Give the records back in full, exactly as they read.

Extracted entries:
********

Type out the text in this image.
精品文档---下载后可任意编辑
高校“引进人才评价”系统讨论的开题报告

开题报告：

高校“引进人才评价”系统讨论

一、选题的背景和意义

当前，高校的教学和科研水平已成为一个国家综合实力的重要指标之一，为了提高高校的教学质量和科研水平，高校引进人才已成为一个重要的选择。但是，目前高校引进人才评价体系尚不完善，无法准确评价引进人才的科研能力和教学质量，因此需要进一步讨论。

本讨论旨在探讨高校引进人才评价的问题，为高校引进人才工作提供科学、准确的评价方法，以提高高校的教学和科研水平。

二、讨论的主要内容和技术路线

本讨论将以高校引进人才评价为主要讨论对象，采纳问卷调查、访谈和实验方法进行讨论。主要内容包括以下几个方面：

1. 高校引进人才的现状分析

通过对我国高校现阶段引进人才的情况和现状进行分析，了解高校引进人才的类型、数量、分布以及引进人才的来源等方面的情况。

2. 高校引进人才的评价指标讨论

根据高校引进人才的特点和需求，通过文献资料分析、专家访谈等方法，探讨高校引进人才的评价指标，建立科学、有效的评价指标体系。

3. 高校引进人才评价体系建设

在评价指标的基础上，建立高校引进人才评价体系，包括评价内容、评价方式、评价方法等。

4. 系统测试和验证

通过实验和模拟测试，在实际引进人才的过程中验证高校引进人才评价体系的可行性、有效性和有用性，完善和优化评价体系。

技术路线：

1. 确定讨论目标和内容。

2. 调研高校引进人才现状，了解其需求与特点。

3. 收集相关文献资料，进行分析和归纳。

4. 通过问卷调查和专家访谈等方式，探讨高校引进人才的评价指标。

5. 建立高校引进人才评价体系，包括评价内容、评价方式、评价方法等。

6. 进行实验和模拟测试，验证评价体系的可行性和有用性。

********

Expected output:
Type out the text in this image.
精品文档---下载后可任意编辑
高校“引进人才评价”系统讨论的开题报告

开题报告：

高校“引进人才评价”系统讨论

一、选题的背景和意义

当前，高校的教学和科研水平已成为一个国家综合实力的重要指标之一，为了提高高校的教学质量和科研水平，高校引进人才已成为一个重要的选择。但是，目前高校引进人才评价体系尚不完善，无法准确评价引进人才的科研能力和教学质量，因此需要进一步讨论。

本讨论旨在探讨高校引进人才评价的问题，为高校引进人才工作提供科学、准确的评价方法，以提高高校的教学和科研水平。

二、讨论的主要内容和技术路线

本讨论将以高校引进人才评价为主要讨论对象，采纳问卷调查、访谈和实验方法进行讨论。主要内容包括以下几个方面：

1. 高校引进人才的现状分析

通过对我国高校现阶段引进人才的情况和现状进行分析，了解高校引进人才的类型、数量、分布以及引进人才的来源等方面的情况。

2. 高校引进人才的评价指标讨论

根据高校引进人才的特点和需求，通过文献资料分析、专家访谈等方法，探讨高校引进人才的评价指标，建立科学、有效的评价指标体系。

3. 高校引进人才评价体系建设

在评价指标的基础上，建立高校引进人才评价体系，包括评价内容、评价方式、评价方法等。

4. 系统测试和验证

通过实验和模拟测试，在实际引进人才的过程中验证高校引进人才评价体系的可行性、有效性和有用性，完善和优化评价体系。

技术路线：

1. 确定讨论目标和内容。

2. 调研高校引进人才现状，了解其需求与特点。

3. 收集相关文献资料，进行分析和归纳。

4. 通过问卷调查和专家访谈等方式，探讨高校引进人才的评价指标。

5. 建立高校引进人才评价体系，包括评价内容、评价方式、评价方法等。

6. 进行实验和模拟测试，验证评价体系的可行性和有用性。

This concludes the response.